- _Dataset extract_
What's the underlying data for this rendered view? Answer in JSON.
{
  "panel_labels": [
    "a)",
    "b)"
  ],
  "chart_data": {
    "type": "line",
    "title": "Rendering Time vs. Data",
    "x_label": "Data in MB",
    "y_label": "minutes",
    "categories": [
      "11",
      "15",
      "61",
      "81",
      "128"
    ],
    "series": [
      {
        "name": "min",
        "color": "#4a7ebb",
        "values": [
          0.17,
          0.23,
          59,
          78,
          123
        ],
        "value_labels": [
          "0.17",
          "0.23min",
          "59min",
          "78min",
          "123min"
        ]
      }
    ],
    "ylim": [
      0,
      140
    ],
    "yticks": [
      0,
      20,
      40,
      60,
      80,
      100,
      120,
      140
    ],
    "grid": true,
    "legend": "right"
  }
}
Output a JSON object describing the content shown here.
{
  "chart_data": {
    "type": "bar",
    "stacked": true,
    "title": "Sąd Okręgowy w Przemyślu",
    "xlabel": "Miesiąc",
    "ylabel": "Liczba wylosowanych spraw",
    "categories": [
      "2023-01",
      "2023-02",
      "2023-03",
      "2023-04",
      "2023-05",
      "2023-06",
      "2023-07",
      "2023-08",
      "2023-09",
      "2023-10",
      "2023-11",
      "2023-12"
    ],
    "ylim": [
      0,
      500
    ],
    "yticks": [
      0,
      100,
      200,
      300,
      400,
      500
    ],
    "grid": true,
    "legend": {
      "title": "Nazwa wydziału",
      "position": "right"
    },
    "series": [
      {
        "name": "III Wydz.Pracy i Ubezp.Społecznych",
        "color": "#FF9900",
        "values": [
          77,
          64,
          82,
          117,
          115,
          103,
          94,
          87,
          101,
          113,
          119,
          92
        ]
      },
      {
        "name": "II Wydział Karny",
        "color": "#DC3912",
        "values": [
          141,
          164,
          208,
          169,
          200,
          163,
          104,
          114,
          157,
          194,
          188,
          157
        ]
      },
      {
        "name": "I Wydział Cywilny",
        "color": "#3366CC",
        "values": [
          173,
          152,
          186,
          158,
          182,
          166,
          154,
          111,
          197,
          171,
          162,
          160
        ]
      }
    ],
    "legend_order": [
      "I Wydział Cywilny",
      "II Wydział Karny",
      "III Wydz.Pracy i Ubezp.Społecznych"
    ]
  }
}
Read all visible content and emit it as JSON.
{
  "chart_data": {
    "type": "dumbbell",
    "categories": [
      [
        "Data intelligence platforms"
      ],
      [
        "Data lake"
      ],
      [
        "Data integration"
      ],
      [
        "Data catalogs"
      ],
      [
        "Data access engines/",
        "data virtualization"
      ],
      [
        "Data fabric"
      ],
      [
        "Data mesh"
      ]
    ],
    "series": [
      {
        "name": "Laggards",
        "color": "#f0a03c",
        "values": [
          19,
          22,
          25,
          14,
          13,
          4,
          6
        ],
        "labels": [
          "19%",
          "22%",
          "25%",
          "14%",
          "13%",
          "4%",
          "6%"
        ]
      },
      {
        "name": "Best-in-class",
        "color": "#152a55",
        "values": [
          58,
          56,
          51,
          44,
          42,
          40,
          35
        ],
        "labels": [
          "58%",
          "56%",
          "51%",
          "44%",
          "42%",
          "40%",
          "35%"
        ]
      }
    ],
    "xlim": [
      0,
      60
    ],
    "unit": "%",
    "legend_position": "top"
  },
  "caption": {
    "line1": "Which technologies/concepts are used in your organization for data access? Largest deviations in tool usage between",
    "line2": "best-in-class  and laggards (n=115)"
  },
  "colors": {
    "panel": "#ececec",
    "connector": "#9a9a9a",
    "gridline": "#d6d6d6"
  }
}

- _Your goal_
Print every line of the records exactly. Omit nothing.

- _Correct output_
What's the underlying data for this rendered view? Answer in JSON.
{
  "panel_labels": [
    "a)",
    "b)"
  ],
  "chart_data": {
    "type": "line",
    "title": "Rendering Time vs. Data",
    "x_label": "Data in MB",
    "y_label": "minutes",
    "categories": [
      "11",
      "15",
      "61",
      "81",
      "128"
    ],
    "series": [
      {
        "name": "min",
        "color": "#4a7ebb",
        "values": [
          0.17,
          0.23,
          59,
          78,
          123
        ],
        "value_labels": [
          "0.17",
          "0.23min",
          "59min",
          "78min",
          "123min"
        ]
      }
    ],
    "ylim": [
      0,
      140
    ],
    "yticks": [
      0,
      20,
      40,
      60,
      80,
      100,
      120,
      140
    ],
    "grid": true,
    "legend": "right"
  }
}
Output a JSON object describing the content shown here.
{
  "chart_data": {
    "type": "bar",
    "stacked": true,
    "title": "Sąd Okręgowy w Przemyślu",
    "xlabel": "Miesiąc",
    "ylabel": "Liczba wylosowanych spraw",
    "categories": [
      "2023-01",
      "2023-02",
      "2023-03",
      "2023-04",
      "2023-05",
      "2023-06",
      "2023-07",
      "2023-08",
      "2023-09",
      "2023-10",
      "2023-11",
      "2023-12"
    ],
    "ylim": [
      0,
      500
    ],
    "yticks": [
      0,
      100,
      200,
      300,
      400,
      500
    ],
    "grid": true,
    "legend": {
      "title": "Nazwa wydziału",
      "position": "right"
    },
    "series": [
      {
        "name": "III Wydz.Pracy i Ubezp.Społecznych",
        "color": "#FF9900",
        "values": [
          77,
          64,
          82,
          117,
          115,
          103,
          94,
          87,
          101,
          113,
          119,
          92
        ]
      },
      {
        "name": "II Wydział Karny",
        "color": "#DC3912",
        "values": [
          141,
          164,
          208,
          169,
          200,
          163,
          104,
          114,
          157,
          194,
          188,
          157
        ]
      },
      {
        "name": "I Wydział Cywilny",
        "color": "#3366CC",
        "values": [
          173,
          152,
          186,
          158,
          182,
          166,
          154,
          111,
          197,
          171,
          162,
          160
        ]
      }
    ],
    "legend_order": [
      "I Wydział Cywilny",
      "II Wydział Karny",
      "III Wydz.Pracy i Ubezp.Społecznych"
    ]
  }
}
Read all visible content and emit it as JSON.
{
  "chart_data": {
    "type": "dumbbell",
    "categories": [
      [
        "Data intelligence platforms"
      ],
      [
        "Data lake"
      ],
      [
        "Data integration"
      ],
      [
        "Data catalogs"
      ],
      [
        "Data access engines/",
        "data virtualization"
      ],
      [
        "Data fabric"
      ],
      [
        "Data mesh"
      ]
    ],
    "series": [
      {
        "name": "Laggards",
        "color": "#f0a03c",
        "values": [
          19,
          22,
          25,
          14,
          13,
          4,
          6
        ],
        "labels": [
          "19%",
          "22%",
          "25%",
          "14%",
          "13%",
          "4%",
          "6%"
        ]
      },
      {
        "name": "Best-in-class",
        "color": "#152a55",
        "values": [
          58,
          56,
          51,
          44,
          42,
          40,
          35
        ],
        "labels": [
          "58%",
          "56%",
          "51%",
          "44%",
          "42%",
          "40%",
          "35%"
        ]
      }
    ],
    "xlim": [
      0,
      60
    ],
    "unit": "%",
    "legend_position": "top"
  },
  "caption": {
    "line1": "Which technologies/concepts are used in your organization for data access? Largest deviations in tool usage between",
    "line2": "best-in-class  and laggards (n=115)"
  },
  "colors": {
    "panel": "#ececec",
    "connector": "#9a9a9a",
    "gridline": "#d6d6d6"
  }
}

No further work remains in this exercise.